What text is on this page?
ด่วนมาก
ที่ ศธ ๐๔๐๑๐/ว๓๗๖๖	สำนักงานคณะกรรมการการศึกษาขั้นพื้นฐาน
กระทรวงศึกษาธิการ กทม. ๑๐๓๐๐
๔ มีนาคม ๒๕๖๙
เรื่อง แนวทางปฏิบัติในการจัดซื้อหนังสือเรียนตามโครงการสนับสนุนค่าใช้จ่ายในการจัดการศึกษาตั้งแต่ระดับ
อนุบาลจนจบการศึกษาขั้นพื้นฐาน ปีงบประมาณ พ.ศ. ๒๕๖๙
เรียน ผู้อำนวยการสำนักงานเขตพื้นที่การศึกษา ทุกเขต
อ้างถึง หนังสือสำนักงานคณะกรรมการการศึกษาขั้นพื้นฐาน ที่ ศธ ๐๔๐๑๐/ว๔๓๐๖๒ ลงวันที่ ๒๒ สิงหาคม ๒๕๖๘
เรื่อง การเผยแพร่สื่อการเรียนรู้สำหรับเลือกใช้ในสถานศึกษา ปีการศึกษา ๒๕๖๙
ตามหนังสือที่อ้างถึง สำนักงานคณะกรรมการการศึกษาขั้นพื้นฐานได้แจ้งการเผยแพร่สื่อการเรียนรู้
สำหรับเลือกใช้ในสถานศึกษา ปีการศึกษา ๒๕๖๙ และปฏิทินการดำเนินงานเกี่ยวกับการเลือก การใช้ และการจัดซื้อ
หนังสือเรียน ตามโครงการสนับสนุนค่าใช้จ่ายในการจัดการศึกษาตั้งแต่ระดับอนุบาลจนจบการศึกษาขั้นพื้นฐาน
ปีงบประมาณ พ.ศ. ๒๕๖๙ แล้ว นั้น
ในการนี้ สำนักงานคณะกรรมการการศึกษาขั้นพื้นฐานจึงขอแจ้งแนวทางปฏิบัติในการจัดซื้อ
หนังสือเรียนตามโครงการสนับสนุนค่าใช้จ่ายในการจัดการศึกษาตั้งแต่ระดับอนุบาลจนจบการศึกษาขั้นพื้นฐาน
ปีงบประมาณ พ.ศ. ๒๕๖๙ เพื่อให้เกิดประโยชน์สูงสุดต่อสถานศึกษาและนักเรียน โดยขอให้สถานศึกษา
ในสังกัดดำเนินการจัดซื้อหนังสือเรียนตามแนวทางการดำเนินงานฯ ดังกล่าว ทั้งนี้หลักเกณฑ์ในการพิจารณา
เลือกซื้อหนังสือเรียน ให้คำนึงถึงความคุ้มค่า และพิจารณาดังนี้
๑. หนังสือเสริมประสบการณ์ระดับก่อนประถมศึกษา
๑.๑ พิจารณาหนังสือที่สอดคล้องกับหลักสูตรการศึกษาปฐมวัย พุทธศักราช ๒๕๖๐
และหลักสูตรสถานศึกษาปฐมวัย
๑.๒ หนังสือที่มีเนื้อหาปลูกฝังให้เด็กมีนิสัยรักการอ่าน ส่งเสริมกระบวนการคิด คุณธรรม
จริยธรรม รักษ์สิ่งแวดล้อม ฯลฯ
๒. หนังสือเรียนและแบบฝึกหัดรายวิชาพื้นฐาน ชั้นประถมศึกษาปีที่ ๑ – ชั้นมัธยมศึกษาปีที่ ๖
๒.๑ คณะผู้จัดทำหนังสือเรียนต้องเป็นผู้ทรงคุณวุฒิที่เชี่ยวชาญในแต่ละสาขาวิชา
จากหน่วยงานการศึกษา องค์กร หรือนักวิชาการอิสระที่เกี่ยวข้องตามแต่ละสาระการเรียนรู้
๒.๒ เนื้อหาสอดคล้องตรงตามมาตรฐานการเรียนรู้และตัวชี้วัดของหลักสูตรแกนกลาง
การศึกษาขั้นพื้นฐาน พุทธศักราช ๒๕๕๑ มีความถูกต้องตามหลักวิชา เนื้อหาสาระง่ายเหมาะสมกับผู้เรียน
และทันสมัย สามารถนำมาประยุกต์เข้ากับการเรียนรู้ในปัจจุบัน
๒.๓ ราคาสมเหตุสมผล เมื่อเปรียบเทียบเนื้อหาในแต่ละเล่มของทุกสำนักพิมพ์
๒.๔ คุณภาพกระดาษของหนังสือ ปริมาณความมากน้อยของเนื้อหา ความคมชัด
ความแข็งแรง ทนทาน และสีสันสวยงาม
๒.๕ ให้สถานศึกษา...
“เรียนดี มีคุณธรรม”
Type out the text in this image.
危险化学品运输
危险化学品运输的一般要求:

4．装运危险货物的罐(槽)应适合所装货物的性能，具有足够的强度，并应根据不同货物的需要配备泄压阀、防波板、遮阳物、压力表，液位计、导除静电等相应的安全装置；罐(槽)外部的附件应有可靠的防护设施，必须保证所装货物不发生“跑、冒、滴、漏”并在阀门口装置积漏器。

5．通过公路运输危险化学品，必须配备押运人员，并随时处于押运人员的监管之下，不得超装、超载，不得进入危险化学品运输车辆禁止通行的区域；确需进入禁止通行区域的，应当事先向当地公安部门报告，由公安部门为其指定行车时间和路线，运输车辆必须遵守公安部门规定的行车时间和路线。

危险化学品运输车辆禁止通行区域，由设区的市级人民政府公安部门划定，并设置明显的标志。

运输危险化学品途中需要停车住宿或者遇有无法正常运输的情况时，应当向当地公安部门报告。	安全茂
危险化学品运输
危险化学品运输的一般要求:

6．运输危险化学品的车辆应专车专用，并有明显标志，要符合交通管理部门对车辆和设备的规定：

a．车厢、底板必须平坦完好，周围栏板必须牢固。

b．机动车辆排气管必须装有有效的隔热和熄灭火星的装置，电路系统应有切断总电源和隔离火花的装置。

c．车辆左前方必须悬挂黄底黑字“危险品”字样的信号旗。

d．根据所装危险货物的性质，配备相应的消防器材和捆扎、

### Description of the task:
Recopy the entries above exactly, with every line included.

### Response to this task:
What text is on this page?
ด่วนมาก
ที่ ศธ ๐๔๐๑๐/ว๓๗๖๖	สำนักงานคณะกรรมการการศึกษาขั้นพื้นฐาน
กระทรวงศึกษาธิการ กทม. ๑๐๓๐๐
๔ มีนาคม ๒๕๖๙
เรื่อง แนวทางปฏิบัติในการจัดซื้อหนังสือเรียนตามโครงการสนับสนุนค่าใช้จ่ายในการจัดการศึกษาตั้งแต่ระดับ
อนุบาลจนจบการศึกษาขั้นพื้นฐาน ปีงบประมาณ พ.ศ. ๒๕๖๙
เรียน ผู้อำนวยการสำนักงานเขตพื้นที่การศึกษา ทุกเขต
อ้างถึง หนังสือสำนักงานคณะกรรมการการศึกษาขั้นพื้นฐาน ที่ ศธ ๐๔๐๑๐/ว๔๓๐๖๒ ลงวันที่ ๒๒ สิงหาคม ๒๕๖๘
เรื่อง การเผยแพร่สื่อการเรียนรู้สำหรับเลือกใช้ในสถานศึกษา ปีการศึกษา ๒๕๖๙
ตามหนังสือที่อ้างถึง สำนักงานคณะกรรมการการศึกษาขั้นพื้นฐานได้แจ้งการเผยแพร่สื่อการเรียนรู้
สำหรับเลือกใช้ในสถานศึกษา ปีการศึกษา ๒๕๖๙ และปฏิทินการดำเนินงานเกี่ยวกับการเลือก การใช้ และการจัดซื้อ
หนังสือเรียน ตามโครงการสนับสนุนค่าใช้จ่ายในการจัดการศึกษาตั้งแต่ระดับอนุบาลจนจบการศึกษาขั้นพื้นฐาน
ปีงบประมาณ พ.ศ. ๒๕๖๙ แล้ว นั้น
ในการนี้ สำนักงานคณะกรรมการการศึกษาขั้นพื้นฐานจึงขอแจ้งแนวทางปฏิบัติในการจัดซื้อ
หนังสือเรียนตามโครงการสนับสนุนค่าใช้จ่ายในการจัดการศึกษาตั้งแต่ระดับอนุบาลจนจบการศึกษาขั้นพื้นฐาน
ปีงบประมาณ พ.ศ. ๒๕๖๙ เพื่อให้เกิดประโยชน์สูงสุดต่อสถานศึกษาและนักเรียน โดยขอให้สถานศึกษา
ในสังกัดดำเนินการจัดซื้อหนังสือเรียนตามแนวทางการดำเนินงานฯ ดังกล่าว ทั้งนี้หลักเกณฑ์ในการพิจารณา
เลือกซื้อหนังสือเรียน ให้คำนึงถึงความคุ้มค่า และพิจารณาดังนี้
๑. หนังสือเสริมประสบการณ์ระดับก่อนประถมศึกษา
๑.๑ พิจารณาหนังสือที่สอดคล้องกับหลักสูตรการศึกษาปฐมวัย พุทธศักราช ๒๕๖๐
และหลักสูตรสถานศึกษาปฐมวัย
๑.๒ หนังสือที่มีเนื้อหาปลูกฝังให้เด็กมีนิสัยรักการอ่าน ส่งเสริมกระบวนการคิด คุณธรรม
จริยธรรม รักษ์สิ่งแวดล้อม ฯลฯ
๒. หนังสือเรียนและแบบฝึกหัดรายวิชาพื้นฐาน ชั้นประถมศึกษาปีที่ ๑ – ชั้นมัธยมศึกษาปีที่ ๖
๒.๑ คณะผู้จัดทำหนังสือเรียนต้องเป็นผู้ทรงคุณวุฒิที่เชี่ยวชาญในแต่ละสาขาวิชา
จากหน่วยงานการศึกษา องค์กร หรือนักวิชาการอิสระที่เกี่ยวข้องตามแต่ละสาระการเรียนรู้
๒.๒ เนื้อหาสอดคล้องตรงตามมาตรฐานการเรียนรู้และตัวชี้วัดของหลักสูตรแกนกลาง
การศึกษาขั้นพื้นฐาน พุทธศักราช ๒๕๕๑ มีความถูกต้องตามหลักวิชา เนื้อหาสาระง่ายเหมาะสมกับผู้เรียน
และทันสมัย สามารถนำมาประยุกต์เข้ากับการเรียนรู้ในปัจจุบัน
๒.๓ ราคาสมเหตุสมผล เมื่อเปรียบเทียบเนื้อหาในแต่ละเล่มของทุกสำนักพิมพ์
๒.๔ คุณภาพกระดาษของหนังสือ ปริมาณความมากน้อยของเนื้อหา ความคมชัด
ความแข็งแรง ทนทาน และสีสันสวยงาม
๒.๕ ให้สถานศึกษา...
“เรียนดี มีคุณธรรม”
Type out the text in this image.
危险化学品运输
危险化学品运输的一般要求:

4．装运危险货物的罐(槽)应适合所装货物的性能，具有足够的强度，并应根据不同货物的需要配备泄压阀、防波板、遮阳物、压力表，液位计、导除静电等相应的安全装置；罐(槽)外部的附件应有可靠的防护设施，必须保证所装货物不发生“跑、冒、滴、漏”并在阀门口装置积漏器。

5．通过公路运输危险化学品，必须配备押运人员，并随时处于押运人员的监管之下，不得超装、超载，不得进入危险化学品运输车辆禁止通行的区域；确需进入禁止通行区域的，应当事先向当地公安部门报告，由公安部门为其指定行车时间和路线，运输车辆必须遵守公安部门规定的行车时间和路线。

危险化学品运输车辆禁止通行区域，由设区的市级人民政府公安部门划定，并设置明显的标志。

运输危险化学品途中需要停车住宿或者遇有无法正常运输的情况时，应当向当地公安部门报告。	安全茂
危险化学品运输
危险化学品运输的一般要求:

6．运输危险化学品的车辆应专车专用，并有明显标志，要符合交通管理部门对车辆和设备的规定：

a．车厢、底板必须平坦完好，周围栏板必须牢固。

b．机动车辆排气管必须装有有效的隔热和熄灭火星的装置，电路系统应有切断总电源和隔离火花的装置。

c．车辆左前方必须悬挂黄底黑字“危险品”字样的信号旗。

d．根据所装危险货物的性质，配备相应的消防器材和捆扎、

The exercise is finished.